Records excerpted from a collection
■ ■ ■ ■ ■ ■ ■

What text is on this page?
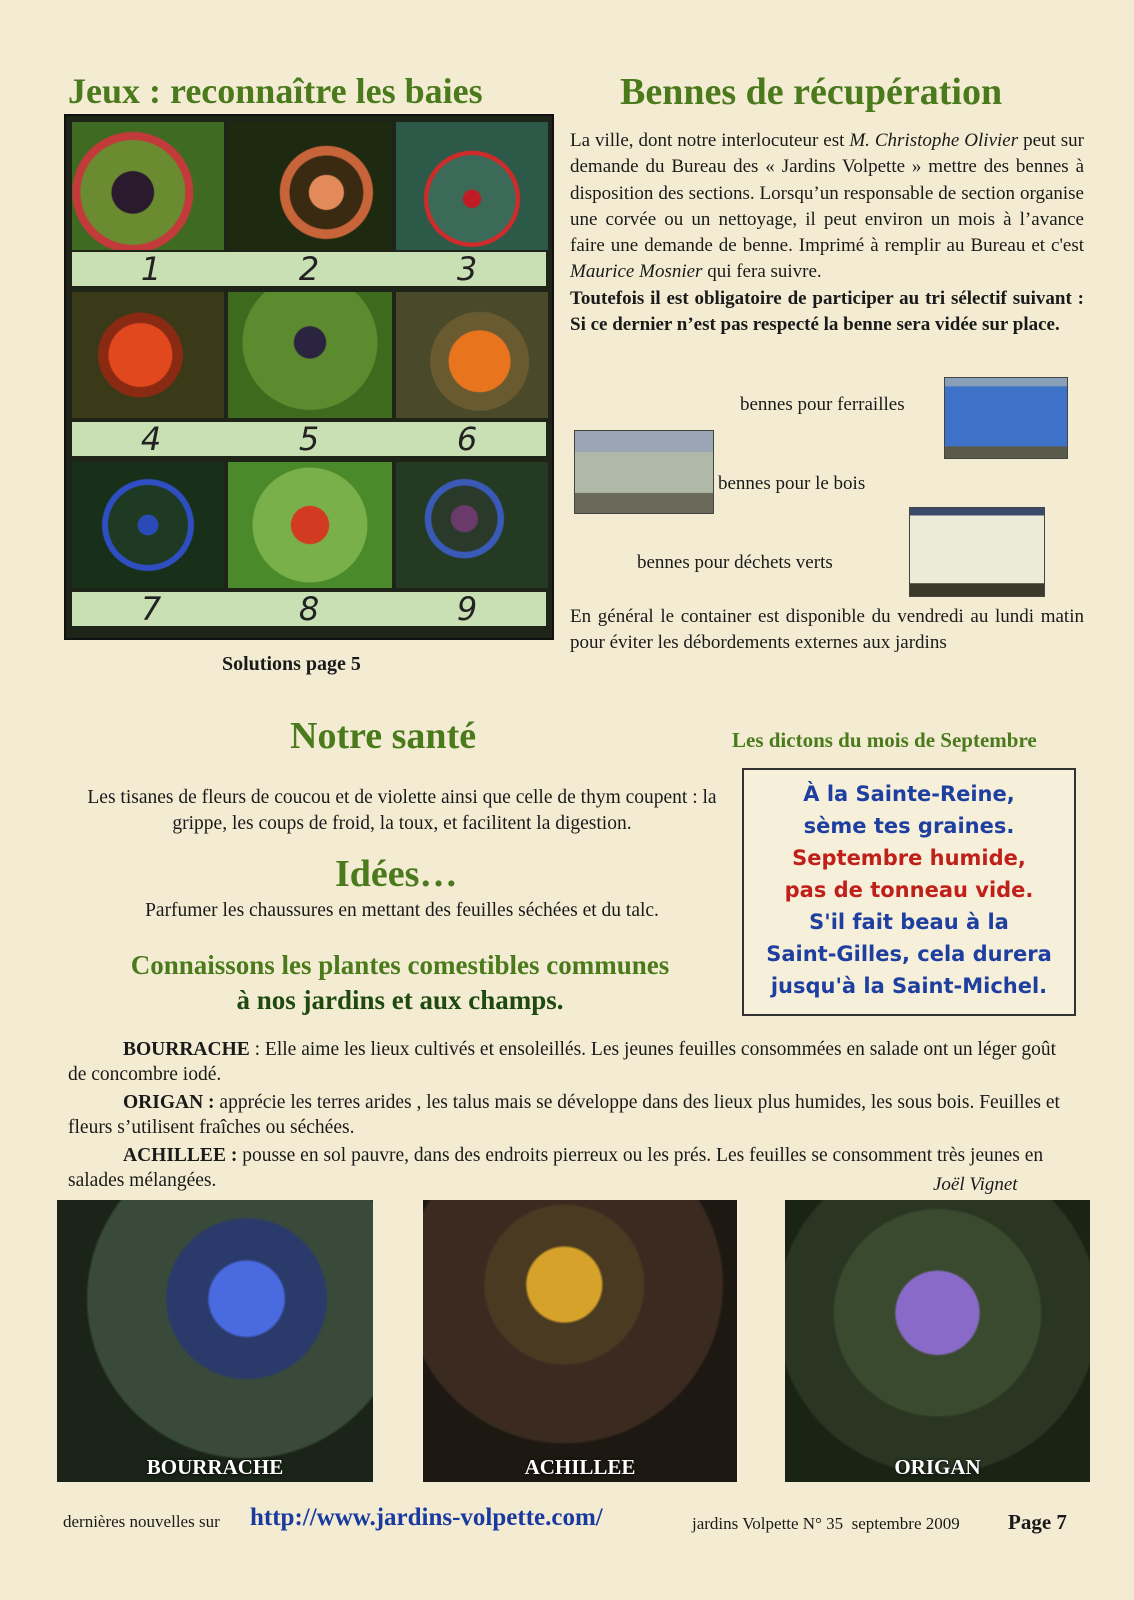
Jeux : reconnaître les baies
1	2	3
4	5	6
7	8	9
Solutions page 5
Bennes de récupération
La ville, dont notre interlocuteur est M. Christophe Olivier peut sur demande du Bureau des « Jardins Volpette » mettre des bennes à disposition des sections. Lorsqu’un responsable de section organise une corvée ou un nettoyage, il peut environ un mois à l’avance faire une demande de benne. Imprimé à remplir au Bureau et c'est Maurice Mosnier qui fera suivre.
Toutefois il est obligatoire de participer au tri sélectif suivant : Si ce dernier n’est pas respecté la benne sera vidée sur place.
bennes pour ferrailles
bennes pour le bois
bennes pour déchets verts
En général le container est disponible du vendredi au lundi matin pour éviter les débordements externes aux jardins
Notre santé
Les tisanes de fleurs de coucou et de violette ainsi que celle de thym coupent : la grippe, les coups de froid, la toux, et facilitent la digestion.
Idées…
Parfumer les chaussures en mettant des feuilles séchées et du talc.
Connaissons les plantes comestibles communes
à nos jardins et aux champs.
Les dictons du mois de Septembre
À la Sainte-Reine,
sème tes graines.
Septembre humide,
pas de tonneau vide.
S'il fait beau à la
Saint-Gilles, cela durera
jusqu'à la Saint-Michel.

BOURRACHE : Elle aime les lieux cultivés et ensoleillés. Les jeunes feuilles consommées en salade ont un léger goût de concombre iodé.

ORIGAN : apprécie les terres arides , les talus mais se développe dans des lieux plus humides, les sous bois. Feuilles et fleurs s’utilisent fraîches ou séchées.

ACHILLEE : pousse en sol pauvre, dans des endroits pierreux ou les prés. Les feuilles se consomment très jeunes en salades mélangées.	Joël Vignet
BOURRACHE	ACHILLEE	ORIGAN
dernières nouvelles sur http://www.jardins-volpette.com/	jardins Volpette N° 35  septembre 2009 Page 7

■ ■ ■ ■ ■ ■ ■

> [INSTRUCTION]:
Pick out each line in the material containing "séchées".

> [OUTPUT]:
Parfumer les chaussures en mettant des feuilles séchées et du talc.
ORIGAN : apprécie les terres arides , les talus mais se développe dans des lieux plus humides, les sous bois. Feuilles et fleurs s’utilisent fraîches ou séchées.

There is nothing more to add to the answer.